→ Description of the task
From the entries below, extract every line that includes the word "underlying".

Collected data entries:
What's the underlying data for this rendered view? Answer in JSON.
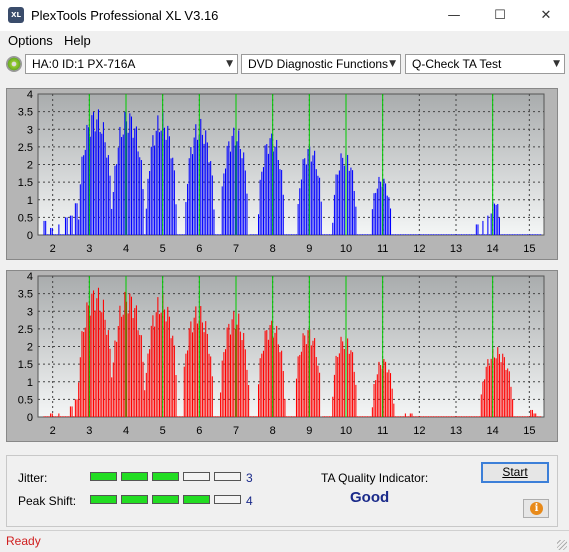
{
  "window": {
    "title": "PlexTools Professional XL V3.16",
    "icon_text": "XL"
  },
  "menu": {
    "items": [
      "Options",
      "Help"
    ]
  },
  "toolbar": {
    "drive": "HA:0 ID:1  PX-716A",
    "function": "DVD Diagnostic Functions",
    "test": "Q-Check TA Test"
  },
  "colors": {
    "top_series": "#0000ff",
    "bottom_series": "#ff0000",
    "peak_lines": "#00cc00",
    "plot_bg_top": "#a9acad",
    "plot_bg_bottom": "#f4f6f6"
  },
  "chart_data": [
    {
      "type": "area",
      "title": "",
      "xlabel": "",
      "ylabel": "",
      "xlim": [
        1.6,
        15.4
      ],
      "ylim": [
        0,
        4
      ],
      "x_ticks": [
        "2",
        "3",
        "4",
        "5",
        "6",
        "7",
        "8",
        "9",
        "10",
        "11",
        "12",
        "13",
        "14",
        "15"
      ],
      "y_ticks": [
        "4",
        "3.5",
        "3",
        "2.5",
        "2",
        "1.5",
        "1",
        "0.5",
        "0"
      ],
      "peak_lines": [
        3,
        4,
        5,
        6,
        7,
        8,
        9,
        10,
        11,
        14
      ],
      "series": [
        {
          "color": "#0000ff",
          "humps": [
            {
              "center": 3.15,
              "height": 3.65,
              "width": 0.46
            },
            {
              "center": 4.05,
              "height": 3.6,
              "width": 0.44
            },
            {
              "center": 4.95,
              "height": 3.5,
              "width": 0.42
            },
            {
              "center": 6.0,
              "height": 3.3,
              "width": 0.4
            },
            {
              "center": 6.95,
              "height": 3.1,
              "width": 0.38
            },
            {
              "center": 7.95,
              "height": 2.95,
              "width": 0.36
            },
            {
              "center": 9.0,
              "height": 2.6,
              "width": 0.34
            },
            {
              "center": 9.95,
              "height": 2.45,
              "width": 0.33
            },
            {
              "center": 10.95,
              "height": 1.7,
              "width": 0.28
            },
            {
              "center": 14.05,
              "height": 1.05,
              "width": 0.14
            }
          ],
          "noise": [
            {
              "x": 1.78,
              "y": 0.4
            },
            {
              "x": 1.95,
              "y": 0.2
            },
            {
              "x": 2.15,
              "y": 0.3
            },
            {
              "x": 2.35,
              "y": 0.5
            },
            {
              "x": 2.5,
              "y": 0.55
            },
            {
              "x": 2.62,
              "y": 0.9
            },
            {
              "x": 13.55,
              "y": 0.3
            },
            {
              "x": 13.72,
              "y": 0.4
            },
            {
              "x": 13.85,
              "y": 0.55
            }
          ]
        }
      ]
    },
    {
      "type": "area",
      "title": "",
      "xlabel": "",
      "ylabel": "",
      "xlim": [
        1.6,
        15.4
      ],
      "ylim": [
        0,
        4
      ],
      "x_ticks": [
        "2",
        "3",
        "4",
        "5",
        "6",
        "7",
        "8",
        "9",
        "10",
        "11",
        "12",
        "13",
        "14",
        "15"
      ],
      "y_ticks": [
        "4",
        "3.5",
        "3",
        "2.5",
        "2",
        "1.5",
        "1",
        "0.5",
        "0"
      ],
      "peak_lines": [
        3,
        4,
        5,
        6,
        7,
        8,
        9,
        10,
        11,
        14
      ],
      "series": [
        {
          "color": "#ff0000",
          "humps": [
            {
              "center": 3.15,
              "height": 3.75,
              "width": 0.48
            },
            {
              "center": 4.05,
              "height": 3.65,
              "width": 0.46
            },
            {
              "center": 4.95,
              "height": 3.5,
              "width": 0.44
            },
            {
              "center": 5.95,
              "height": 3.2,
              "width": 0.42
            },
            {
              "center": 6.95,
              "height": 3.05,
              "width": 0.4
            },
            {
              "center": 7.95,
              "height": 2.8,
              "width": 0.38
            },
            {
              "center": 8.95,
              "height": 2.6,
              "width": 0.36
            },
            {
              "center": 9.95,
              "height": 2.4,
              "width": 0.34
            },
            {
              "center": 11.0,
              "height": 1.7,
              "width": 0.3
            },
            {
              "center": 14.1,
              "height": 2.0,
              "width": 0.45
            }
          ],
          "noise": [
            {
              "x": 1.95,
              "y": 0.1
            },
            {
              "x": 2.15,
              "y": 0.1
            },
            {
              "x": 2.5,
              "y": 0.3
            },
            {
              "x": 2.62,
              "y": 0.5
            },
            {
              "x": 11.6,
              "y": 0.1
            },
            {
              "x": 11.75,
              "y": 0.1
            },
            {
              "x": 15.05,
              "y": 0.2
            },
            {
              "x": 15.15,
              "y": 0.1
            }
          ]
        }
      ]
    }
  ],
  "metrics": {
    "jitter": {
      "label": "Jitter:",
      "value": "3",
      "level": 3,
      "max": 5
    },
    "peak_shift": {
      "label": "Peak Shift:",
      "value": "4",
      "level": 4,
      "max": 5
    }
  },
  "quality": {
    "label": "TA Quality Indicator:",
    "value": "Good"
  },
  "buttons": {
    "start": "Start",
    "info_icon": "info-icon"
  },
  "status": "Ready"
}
---
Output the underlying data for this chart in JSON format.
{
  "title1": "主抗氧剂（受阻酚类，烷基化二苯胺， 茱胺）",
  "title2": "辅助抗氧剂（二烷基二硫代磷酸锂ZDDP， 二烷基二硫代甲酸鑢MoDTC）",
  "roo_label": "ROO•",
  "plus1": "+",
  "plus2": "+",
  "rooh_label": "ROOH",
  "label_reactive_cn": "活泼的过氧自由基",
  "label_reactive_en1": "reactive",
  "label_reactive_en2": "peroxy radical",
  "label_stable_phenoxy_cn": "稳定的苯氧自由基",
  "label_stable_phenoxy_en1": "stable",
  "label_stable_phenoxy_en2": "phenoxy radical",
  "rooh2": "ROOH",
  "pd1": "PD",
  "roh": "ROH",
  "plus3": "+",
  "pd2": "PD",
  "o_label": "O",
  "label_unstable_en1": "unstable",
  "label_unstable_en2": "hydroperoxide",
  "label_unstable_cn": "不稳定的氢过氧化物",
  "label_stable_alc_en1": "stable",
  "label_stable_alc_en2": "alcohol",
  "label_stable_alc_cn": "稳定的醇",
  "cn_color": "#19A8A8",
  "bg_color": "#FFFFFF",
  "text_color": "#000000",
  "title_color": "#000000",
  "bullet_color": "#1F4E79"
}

→ Result of the task
What's the underlying data for this rendered view? Answer in JSON.
Output the underlying data for this chart in JSON format.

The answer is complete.